- Set problem 1: Do the following statements agree with the motor oil thread below? Answer yes or no for each, and quote the words from the thread that decide it. (a) TBone advises using the viscosity the manufacturer recommends. (b) Trebor changes the oil about every 15,000 miles. (c) speedyk reports that Royal Purple scores higher than Valvoline and Castrol in many tests.
- Set problem 2: Reproduce the passage of the motor oil thread between "For those waiting" and "by the manufacturer.", inclusive.

- Quoted text:
- - - -

For those waiting 15,000 miles, yall are crazy if you manufacture does not recommend this specifically. Changing your oil is the easiest, most cost-effective way to keep your vehicle running.

I have always followed manufacturer's recommendations and never had a car break down because of engine failure. I keep my cars past 200,000 miles (unless it is wrecked)


----------



## TBone (Jan 19, 2015)

^^^The purple container is Royal Purple. Stick with whatever viscosity (5/30, 0/20, etc) that is recommended by the manufacturer.


----------



## wk1102 (Dec 25, 2015)

Trebor said:


> Royal Purple? I have a friend who buys and sells autos from auctions. He us uses Royal purple to make the engine sound better and has claimed it hid a knocking sound before. LOL.
> 
> I use the Mobil 5000. I change my oil when my vehicle tells me its time (I think it comes out to be about 5,000 miles).
> 
> ...


That's it royal purple . ..

I do the know about hiding engine knock, but..

I had an expedition that started to knock, a mechanic friend told me it was on its deathbed. I filled it with super thick motor oil and motor honey. my parents were goung to buy a new car, so I parked it in a shopping center next to the dealership at night .

The next morning they drove up there , drive the expedition 100 yards to the dealership and traded it in. They got a good value, 5800. 10 year old 250k miles

They were going to give them relatively the same on their car. they used mine for trade and I bought theirs for the difference $100.00 or so.


----------



## speedyk (Nov 17, 2014)

More info on oil, ridiculously long but basically Royal Purple scores far lower than valvoline and castrol in many tests. So does Redline. https://540ratblog.wordpress.com/2013/06/20/motor-oil-wear-test-ranking/

Also, the engineer who wrote all that says this 50 feet down in that text... "Even though extended drain intervals are not really in the best interest of any engine, because motor oil is typically dark, dirty, contaminated and in need of changing by 5,000 miles..."

Here's his conclusions, at the bottom...makes sense to me...but that diesel I mentioned above did not like to go over 4k, used mostly in city traffic...

CONCLUSION / RECOMMENDATION:
.

- - - -

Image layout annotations
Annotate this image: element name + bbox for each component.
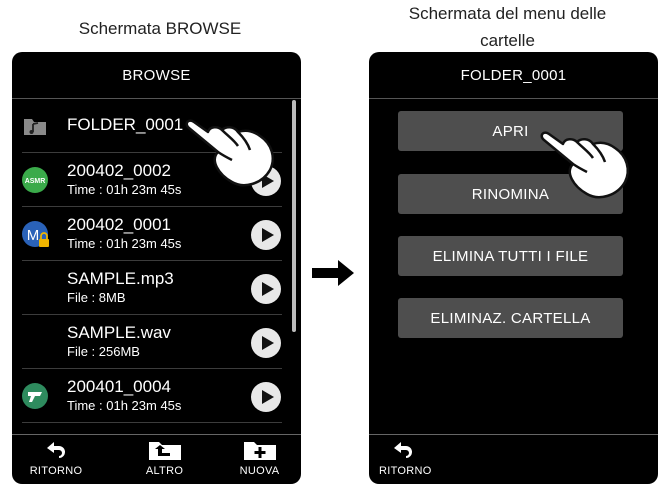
list-item-file[interactable]: M 200402_0001 Time : 01h 23m 45s xyxy=(12,207,292,261)
folder-music-icon xyxy=(21,112,49,140)
back-label: RITORNO xyxy=(379,465,432,477)
row-name: SAMPLE.mp3 xyxy=(67,269,174,288)
toolbar-divider xyxy=(12,434,301,435)
caption-line-2: cartelle xyxy=(480,31,535,50)
play-icon[interactable] xyxy=(251,220,281,250)
play-icon[interactable] xyxy=(251,382,281,412)
pointing-hand-icon xyxy=(180,108,280,198)
row-divider xyxy=(22,422,282,423)
play-icon[interactable] xyxy=(251,274,281,304)
list-item-file[interactable]: SAMPLE.wav File : 256MB xyxy=(12,315,292,369)
row-name: SAMPLE.wav xyxy=(67,323,171,342)
back-arrow-icon xyxy=(394,442,412,458)
list-item-file[interactable]: 200401_0004 Time : 01h 23m 45s xyxy=(12,369,292,423)
row-subtext: File : 256MB xyxy=(67,344,140,359)
scrollbar[interactable] xyxy=(292,100,296,332)
back-label: RITORNO xyxy=(29,465,83,477)
m-lock-icon: M xyxy=(21,220,49,248)
mic-icon xyxy=(21,382,49,410)
transition-arrow-icon xyxy=(310,258,356,293)
list-item-file[interactable]: SAMPLE.mp3 File : 8MB xyxy=(12,261,292,315)
row-name: 200401_0004 xyxy=(67,377,172,396)
caption-folder-menu-screen: Schermata del menu delle cartelle xyxy=(360,0,655,54)
new-folder-button[interactable]: NUOVA xyxy=(232,438,287,477)
row-subtext: File : 8MB xyxy=(67,290,126,305)
back-arrow-icon xyxy=(47,442,65,458)
row-subtext: Time : 01h 23m 45s xyxy=(67,398,182,413)
m-icon-text: M xyxy=(27,227,40,244)
row-name: FOLDER_0001 xyxy=(67,115,184,134)
row-name: 200402_0002 xyxy=(67,161,172,180)
back-button[interactable]: RITORNO xyxy=(379,440,432,477)
pointing-hand-icon xyxy=(535,120,635,210)
caption-browse-screen: Schermata BROWSE xyxy=(78,19,242,38)
folder-plus-icon xyxy=(243,442,276,460)
back-button[interactable]: RITORNO xyxy=(26,440,86,477)
other-label: ALTRO xyxy=(145,465,184,477)
asmr-icon: ASMR xyxy=(21,166,49,194)
browse-title: BROWSE xyxy=(122,66,191,84)
row-subtext: Time : 01h 23m 45s xyxy=(67,182,182,197)
delete-folder-button[interactable]: ELIMINAZ. CARTELLA xyxy=(398,298,623,338)
title-divider xyxy=(369,98,658,99)
toolbar-divider xyxy=(369,434,658,435)
caption-line-1: Schermata del menu delle xyxy=(408,4,607,23)
asmr-icon-text: ASMR xyxy=(25,178,46,185)
play-icon[interactable] xyxy=(251,328,281,358)
delete-all-files-button[interactable]: ELIMINA TUTTI I FILE xyxy=(398,236,623,276)
folder-up-icon xyxy=(148,442,181,460)
row-name: 200402_0001 xyxy=(67,215,172,234)
new-label: NUOVA xyxy=(239,465,280,477)
folder-menu-title: FOLDER_0001 xyxy=(460,66,567,84)
other-button[interactable]: ALTRO xyxy=(137,438,192,477)
row-subtext: Time : 01h 23m 45s xyxy=(67,236,182,251)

- - - -

- Correct answer 1:
(a) Yes: "Stick with whatever viscosity (5/30, 0/20, etc) that is recommended by the manufacturer."
(b) No: "I change my oil when my vehicle tells me its time (I think it comes out to be about 5,000 miles)."
(c) No: "Royal Purple scores far lower than valvoline and castrol in many tests."

- Correct answer 2:
For those waiting 15,000 miles, yall are crazy if you manufacture does not recommend this specifically. Changing your oil is the easiest, most cost-effective way to keep your vehicle running.

I have always followed manufacturer's recommendations and never had a car break down because of engine failure. I keep my cars past 200,000 miles (unless it is wrecked)


----------



## TBone (Jan 19, 2015)

^^^The purple container is Royal Purple. Stick with whatever viscosity (5/30, 0/20, etc) that is recommended by the manufacturer.